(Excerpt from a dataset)
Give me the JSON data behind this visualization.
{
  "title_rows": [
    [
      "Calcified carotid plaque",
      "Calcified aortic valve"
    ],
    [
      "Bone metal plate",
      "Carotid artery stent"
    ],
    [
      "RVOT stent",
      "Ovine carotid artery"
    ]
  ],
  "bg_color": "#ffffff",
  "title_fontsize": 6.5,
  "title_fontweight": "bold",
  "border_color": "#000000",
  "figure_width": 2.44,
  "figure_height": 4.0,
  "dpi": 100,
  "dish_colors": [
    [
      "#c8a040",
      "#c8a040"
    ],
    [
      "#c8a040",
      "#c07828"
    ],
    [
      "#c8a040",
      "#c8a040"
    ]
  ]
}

■ What is asked
Copy down the material exactly as written.

■ The solution
Give me the JSON data behind this visualization.
{
  "title_rows": [
    [
      "Calcified carotid plaque",
      "Calcified aortic valve"
    ],
    [
      "Bone metal plate",
      "Carotid artery stent"
    ],
    [
      "RVOT stent",
      "Ovine carotid artery"
    ]
  ],
  "bg_color": "#ffffff",
  "title_fontsize": 6.5,
  "title_fontweight": "bold",
  "border_color": "#000000",
  "figure_width": 2.44,
  "figure_height": 4.0,
  "dpi": 100,
  "dish_colors": [
    [
      "#c8a040",
      "#c8a040"
    ],
    [
      "#c8a040",
      "#c07828"
    ],
    [
      "#c8a040",
      "#c8a040"
    ]
  ]
}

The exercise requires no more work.